(Task description)
Gather from the listing below each line that includes the word "their", and copy it.

* START *

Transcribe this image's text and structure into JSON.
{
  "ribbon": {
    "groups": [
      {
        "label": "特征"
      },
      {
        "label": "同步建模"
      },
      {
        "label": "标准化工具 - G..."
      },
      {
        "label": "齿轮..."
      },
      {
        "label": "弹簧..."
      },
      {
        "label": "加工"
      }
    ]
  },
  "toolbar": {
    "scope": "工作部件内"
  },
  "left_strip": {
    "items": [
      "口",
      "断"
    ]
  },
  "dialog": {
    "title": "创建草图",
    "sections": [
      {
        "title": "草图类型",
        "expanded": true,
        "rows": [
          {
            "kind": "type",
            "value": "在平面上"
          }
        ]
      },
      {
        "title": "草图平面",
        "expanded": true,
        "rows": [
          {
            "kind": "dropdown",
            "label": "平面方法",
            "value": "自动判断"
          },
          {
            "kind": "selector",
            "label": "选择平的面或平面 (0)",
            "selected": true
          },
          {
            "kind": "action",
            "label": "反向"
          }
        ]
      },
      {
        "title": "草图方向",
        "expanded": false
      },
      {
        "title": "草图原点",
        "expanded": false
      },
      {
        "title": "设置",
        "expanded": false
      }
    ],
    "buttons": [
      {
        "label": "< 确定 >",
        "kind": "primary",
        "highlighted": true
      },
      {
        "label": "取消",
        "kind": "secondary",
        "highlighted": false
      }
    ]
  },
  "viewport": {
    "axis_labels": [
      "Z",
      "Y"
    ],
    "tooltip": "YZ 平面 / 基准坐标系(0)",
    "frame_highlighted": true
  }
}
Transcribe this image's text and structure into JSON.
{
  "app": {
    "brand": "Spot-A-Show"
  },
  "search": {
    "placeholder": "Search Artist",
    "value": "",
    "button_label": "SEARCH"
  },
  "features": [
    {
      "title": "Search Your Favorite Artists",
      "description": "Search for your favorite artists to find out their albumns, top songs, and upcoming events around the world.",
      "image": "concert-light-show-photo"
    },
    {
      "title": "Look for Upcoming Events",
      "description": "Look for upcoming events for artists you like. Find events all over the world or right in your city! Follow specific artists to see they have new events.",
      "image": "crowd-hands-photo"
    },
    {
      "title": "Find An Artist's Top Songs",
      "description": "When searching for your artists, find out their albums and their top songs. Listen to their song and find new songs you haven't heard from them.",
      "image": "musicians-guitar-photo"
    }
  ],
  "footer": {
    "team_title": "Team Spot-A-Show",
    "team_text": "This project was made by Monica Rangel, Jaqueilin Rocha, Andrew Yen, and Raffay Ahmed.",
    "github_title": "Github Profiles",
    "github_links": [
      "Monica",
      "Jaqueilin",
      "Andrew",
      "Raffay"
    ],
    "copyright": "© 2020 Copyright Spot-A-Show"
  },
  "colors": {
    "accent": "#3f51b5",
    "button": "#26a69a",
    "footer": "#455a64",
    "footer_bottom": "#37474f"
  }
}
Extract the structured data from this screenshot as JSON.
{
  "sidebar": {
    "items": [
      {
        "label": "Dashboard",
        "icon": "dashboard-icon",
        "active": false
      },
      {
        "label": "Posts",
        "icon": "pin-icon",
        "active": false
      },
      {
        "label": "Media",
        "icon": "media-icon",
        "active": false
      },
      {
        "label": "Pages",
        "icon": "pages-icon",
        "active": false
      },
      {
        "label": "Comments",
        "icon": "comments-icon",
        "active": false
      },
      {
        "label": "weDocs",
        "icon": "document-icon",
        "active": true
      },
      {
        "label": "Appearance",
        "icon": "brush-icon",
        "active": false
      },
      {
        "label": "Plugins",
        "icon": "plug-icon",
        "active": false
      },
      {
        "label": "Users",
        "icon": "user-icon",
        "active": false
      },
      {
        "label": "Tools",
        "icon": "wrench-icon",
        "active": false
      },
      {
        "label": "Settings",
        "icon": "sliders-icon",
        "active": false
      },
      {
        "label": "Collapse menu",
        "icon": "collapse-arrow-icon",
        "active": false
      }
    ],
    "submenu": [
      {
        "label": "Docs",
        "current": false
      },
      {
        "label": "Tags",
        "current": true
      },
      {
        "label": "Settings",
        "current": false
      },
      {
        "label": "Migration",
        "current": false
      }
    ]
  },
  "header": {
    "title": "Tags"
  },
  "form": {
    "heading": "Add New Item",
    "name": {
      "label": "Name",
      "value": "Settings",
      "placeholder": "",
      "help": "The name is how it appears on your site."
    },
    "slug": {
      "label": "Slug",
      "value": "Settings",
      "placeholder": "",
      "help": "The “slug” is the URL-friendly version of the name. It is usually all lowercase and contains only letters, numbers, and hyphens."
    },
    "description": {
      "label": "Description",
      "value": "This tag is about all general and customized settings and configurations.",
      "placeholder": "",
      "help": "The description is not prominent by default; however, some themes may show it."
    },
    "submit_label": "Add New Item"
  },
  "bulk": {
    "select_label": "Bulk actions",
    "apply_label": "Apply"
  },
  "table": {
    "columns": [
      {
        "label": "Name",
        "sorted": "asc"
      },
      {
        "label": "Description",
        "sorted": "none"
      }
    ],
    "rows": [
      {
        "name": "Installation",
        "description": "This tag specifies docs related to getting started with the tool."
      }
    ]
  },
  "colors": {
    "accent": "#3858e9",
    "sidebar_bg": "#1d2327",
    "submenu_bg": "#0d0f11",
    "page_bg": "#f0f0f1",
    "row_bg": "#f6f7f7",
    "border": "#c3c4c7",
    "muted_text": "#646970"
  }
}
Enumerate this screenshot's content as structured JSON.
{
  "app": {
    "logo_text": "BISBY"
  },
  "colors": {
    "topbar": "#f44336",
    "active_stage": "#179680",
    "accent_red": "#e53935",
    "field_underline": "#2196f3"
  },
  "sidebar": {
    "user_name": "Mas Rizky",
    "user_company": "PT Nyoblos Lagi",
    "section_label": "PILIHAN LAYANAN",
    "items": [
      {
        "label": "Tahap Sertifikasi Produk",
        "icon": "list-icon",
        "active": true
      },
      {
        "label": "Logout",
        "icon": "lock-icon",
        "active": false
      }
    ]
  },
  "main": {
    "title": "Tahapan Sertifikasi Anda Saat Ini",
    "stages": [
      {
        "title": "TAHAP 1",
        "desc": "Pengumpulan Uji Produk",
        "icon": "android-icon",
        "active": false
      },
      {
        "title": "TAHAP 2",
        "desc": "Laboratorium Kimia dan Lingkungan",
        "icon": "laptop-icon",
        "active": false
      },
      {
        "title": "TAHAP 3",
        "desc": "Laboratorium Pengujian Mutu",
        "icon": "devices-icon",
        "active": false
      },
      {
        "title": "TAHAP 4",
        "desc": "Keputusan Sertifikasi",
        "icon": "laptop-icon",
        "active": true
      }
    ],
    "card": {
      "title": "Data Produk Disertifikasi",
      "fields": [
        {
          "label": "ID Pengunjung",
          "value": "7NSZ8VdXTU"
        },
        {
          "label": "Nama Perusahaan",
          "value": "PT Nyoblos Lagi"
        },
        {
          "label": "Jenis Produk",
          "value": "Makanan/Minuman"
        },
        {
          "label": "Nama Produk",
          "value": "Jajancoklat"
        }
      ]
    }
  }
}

* END *

(Final answer)
      "description": "Search for your favorite artists to find out their albumns, top songs, and upcoming events around the world.",
      "description": "When searching for your artists, find out their albums and their top songs. Listen to their song and find new songs you haven't heard from them.",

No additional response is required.